● WRITTEN REQUEST: Leave out the pictures and copy every record exactly.

● RECORDED INFORMATION:
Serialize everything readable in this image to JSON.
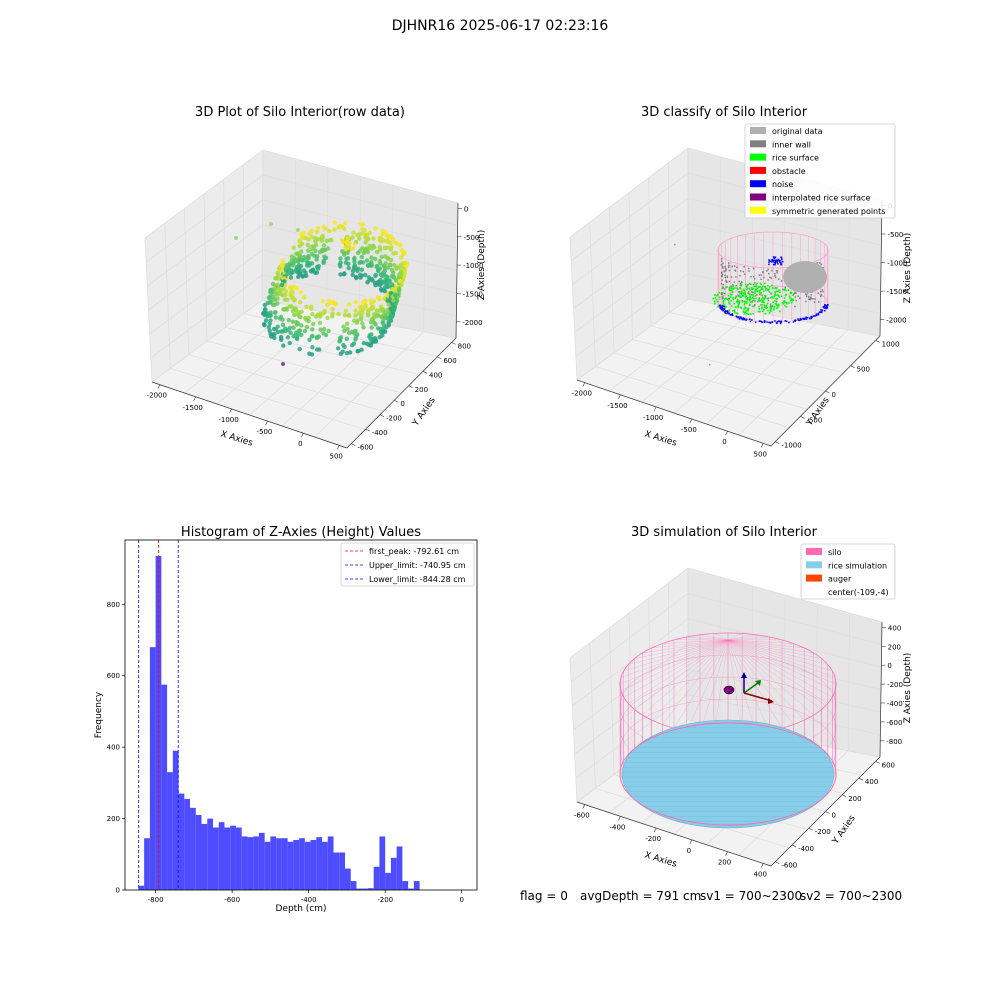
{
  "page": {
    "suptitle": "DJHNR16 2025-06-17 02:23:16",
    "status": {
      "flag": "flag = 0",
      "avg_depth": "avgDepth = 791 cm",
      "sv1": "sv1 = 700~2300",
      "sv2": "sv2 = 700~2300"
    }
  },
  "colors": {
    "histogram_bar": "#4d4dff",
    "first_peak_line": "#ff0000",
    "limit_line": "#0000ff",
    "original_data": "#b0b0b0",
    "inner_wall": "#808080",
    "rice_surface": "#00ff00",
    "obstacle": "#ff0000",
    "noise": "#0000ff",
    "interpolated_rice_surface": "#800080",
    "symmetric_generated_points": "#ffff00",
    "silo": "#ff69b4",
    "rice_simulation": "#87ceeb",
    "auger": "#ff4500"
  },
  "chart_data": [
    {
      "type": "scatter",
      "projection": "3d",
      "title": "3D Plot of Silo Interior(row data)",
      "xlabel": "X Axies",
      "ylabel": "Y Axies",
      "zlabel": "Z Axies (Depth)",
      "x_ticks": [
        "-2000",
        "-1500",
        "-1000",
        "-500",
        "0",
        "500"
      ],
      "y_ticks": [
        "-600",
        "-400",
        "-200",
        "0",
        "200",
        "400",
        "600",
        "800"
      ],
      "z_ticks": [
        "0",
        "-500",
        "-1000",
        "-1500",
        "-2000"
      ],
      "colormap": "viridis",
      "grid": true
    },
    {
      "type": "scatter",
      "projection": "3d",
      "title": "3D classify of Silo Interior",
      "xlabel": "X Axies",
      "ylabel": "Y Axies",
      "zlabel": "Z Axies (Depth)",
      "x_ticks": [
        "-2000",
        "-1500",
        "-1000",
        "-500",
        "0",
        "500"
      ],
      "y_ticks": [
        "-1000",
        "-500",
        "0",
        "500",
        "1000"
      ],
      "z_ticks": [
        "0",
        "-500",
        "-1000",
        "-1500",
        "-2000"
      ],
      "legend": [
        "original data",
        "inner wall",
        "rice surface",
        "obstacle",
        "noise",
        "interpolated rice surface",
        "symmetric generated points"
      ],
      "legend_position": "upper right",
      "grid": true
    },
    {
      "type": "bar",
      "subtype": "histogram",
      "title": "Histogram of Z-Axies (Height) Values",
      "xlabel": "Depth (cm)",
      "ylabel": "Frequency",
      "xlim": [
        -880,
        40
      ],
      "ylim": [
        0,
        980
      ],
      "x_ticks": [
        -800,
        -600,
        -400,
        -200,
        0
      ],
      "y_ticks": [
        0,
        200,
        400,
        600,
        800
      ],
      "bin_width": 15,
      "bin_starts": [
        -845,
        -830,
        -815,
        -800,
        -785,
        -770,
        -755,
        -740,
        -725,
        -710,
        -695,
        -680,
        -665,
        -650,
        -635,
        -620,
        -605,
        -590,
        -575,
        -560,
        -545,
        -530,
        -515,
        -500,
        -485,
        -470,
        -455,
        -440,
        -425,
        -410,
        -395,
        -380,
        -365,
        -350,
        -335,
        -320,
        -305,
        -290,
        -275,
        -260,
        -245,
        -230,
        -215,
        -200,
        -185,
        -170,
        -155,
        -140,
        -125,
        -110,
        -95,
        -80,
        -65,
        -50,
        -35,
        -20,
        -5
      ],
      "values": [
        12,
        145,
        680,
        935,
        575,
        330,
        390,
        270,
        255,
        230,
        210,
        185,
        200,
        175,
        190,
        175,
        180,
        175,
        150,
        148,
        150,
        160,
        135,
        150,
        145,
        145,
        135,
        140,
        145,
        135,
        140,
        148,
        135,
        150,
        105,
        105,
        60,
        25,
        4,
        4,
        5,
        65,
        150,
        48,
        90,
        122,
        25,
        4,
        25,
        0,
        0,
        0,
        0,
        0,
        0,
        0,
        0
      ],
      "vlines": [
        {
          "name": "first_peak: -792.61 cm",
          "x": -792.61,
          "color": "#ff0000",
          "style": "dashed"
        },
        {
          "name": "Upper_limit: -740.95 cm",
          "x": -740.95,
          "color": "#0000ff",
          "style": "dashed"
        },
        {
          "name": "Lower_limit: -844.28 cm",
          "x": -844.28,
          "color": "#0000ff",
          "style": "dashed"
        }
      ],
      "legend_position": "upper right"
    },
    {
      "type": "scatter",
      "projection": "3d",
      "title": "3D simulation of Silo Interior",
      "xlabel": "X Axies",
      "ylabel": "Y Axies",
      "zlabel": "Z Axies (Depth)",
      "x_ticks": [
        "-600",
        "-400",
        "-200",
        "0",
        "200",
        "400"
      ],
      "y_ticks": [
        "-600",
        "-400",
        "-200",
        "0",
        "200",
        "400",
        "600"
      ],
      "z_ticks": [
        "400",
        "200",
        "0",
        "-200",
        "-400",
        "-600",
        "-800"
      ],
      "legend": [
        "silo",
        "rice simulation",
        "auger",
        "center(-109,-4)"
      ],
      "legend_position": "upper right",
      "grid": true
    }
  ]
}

● RESPONSE:
Serialize everything readable in this image to JSON.
{
  "page": {
    "suptitle": "DJHNR16 2025-06-17 02:23:16",
    "status": {
      "flag": "flag = 0",
      "avg_depth": "avgDepth = 791 cm",
      "sv1": "sv1 = 700~2300",
      "sv2": "sv2 = 700~2300"
    }
  },
  "colors": {
    "histogram_bar": "#4d4dff",
    "first_peak_line": "#ff0000",
    "limit_line": "#0000ff",
    "original_data": "#b0b0b0",
    "inner_wall": "#808080",
    "rice_surface": "#00ff00",
    "obstacle": "#ff0000",
    "noise": "#0000ff",
    "interpolated_rice_surface": "#800080",
    "symmetric_generated_points": "#ffff00",
    "silo": "#ff69b4",
    "rice_simulation": "#87ceeb",
    "auger": "#ff4500"
  },
  "chart_data": [
    {
      "type": "scatter",
      "projection": "3d",
      "title": "3D Plot of Silo Interior(row data)",
      "xlabel": "X Axies",
      "ylabel": "Y Axies",
      "zlabel": "Z Axies (Depth)",
      "x_ticks": [
        "-2000",
        "-1500",
        "-1000",
        "-500",
        "0",
        "500"
      ],
      "y_ticks": [
        "-600",
        "-400",
        "-200",
        "0",
        "200",
        "400",
        "600",
        "800"
      ],
      "z_ticks": [
        "0",
        "-500",
        "-1000",
        "-1500",
        "-2000"
      ],
      "colormap": "viridis",
      "grid": true
    },
    {
      "type": "scatter",
      "projection": "3d",
      "title": "3D classify of Silo Interior",
      "xlabel": "X Axies",
      "ylabel": "Y Axies",
      "zlabel": "Z Axies (Depth)",
      "x_ticks": [
        "-2000",
        "-1500",
        "-1000",
        "-500",
        "0",
        "500"
      ],
      "y_ticks": [
        "-1000",
        "-500",
        "0",
        "500",
        "1000"
      ],
      "z_ticks": [
        "0",
        "-500",
        "-1000",
        "-1500",
        "-2000"
      ],
      "legend": [
        "original data",
        "inner wall",
        "rice surface",
        "obstacle",
        "noise",
        "interpolated rice surface",
        "symmetric generated points"
      ],
      "legend_position": "upper right",
      "grid": true
    },
    {
      "type": "bar",
      "subtype": "histogram",
      "title": "Histogram of Z-Axies (Height) Values",
      "xlabel": "Depth (cm)",
      "ylabel": "Frequency",
      "xlim": [
        -880,
        40
      ],
      "ylim": [
        0,
        980
      ],
      "x_ticks": [
        -800,
        -600,
        -400,
        -200,
        0
      ],
      "y_ticks": [
        0,
        200,
        400,
        600,
        800
      ],
      "bin_width": 15,
      "bin_starts": [
        -845,
        -830,
        -815,
        -800,
        -785,
        -770,
        -755,
        -740,
        -725,
        -710,
        -695,
        -680,
        -665,
        -650,
        -635,
        -620,
        -605,
        -590,
        -575,
        -560,
        -545,
        -530,
        -515,
        -500,
        -485,
        -470,
        -455,
        -440,
        -425,
        -410,
        -395,
        -380,
        -365,
        -350,
        -335,
        -320,
        -305,
        -290,
        -275,
        -260,
        -245,
        -230,
        -215,
        -200,
        -185,
        -170,
        -155,
        -140,
        -125,
        -110,
        -95,
        -80,
        -65,
        -50,
        -35,
        -20,
        -5
      ],
      "values": [
        12,
        145,
        680,
        935,
        575,
        330,
        390,
        270,
        255,
        230,
        210,
        185,
        200,
        175,
        190,
        175,
        180,
        175,
        150,
        148,
        150,
        160,
        135,
        150,
        145,
        145,
        135,
        140,
        145,
        135,
        140,
        148,
        135,
        150,
        105,
        105,
        60,
        25,
        4,
        4,
        5,
        65,
        150,
        48,
        90,
        122,
        25,
        4,
        25,
        0,
        0,
        0,
        0,
        0,
        0,
        0,
        0
      ],
      "vlines": [
        {
          "name": "first_peak: -792.61 cm",
          "x": -792.61,
          "color": "#ff0000",
          "style": "dashed"
        },
        {
          "name": "Upper_limit: -740.95 cm",
          "x": -740.95,
          "color": "#0000ff",
          "style": "dashed"
        },
        {
          "name": "Lower_limit: -844.28 cm",
          "x": -844.28,
          "color": "#0000ff",
          "style": "dashed"
        }
      ],
      "legend_position": "upper right"
    },
    {
      "type": "scatter",
      "projection": "3d",
      "title": "3D simulation of Silo Interior",
      "xlabel": "X Axies",
      "ylabel": "Y Axies",
      "zlabel": "Z Axies (Depth)",
      "x_ticks": [
        "-600",
        "-400",
        "-200",
        "0",
        "200",
        "400"
      ],
      "y_ticks": [
        "-600",
        "-400",
        "-200",
        "0",
        "200",
        "400",
        "600"
      ],
      "z_ticks": [
        "400",
        "200",
        "0",
        "-200",
        "-400",
        "-600",
        "-800"
      ],
      "legend": [
        "silo",
        "rice simulation",
        "auger",
        "center(-109,-4)"
      ],
      "legend_position": "upper right",
      "grid": true
    }
  ]
}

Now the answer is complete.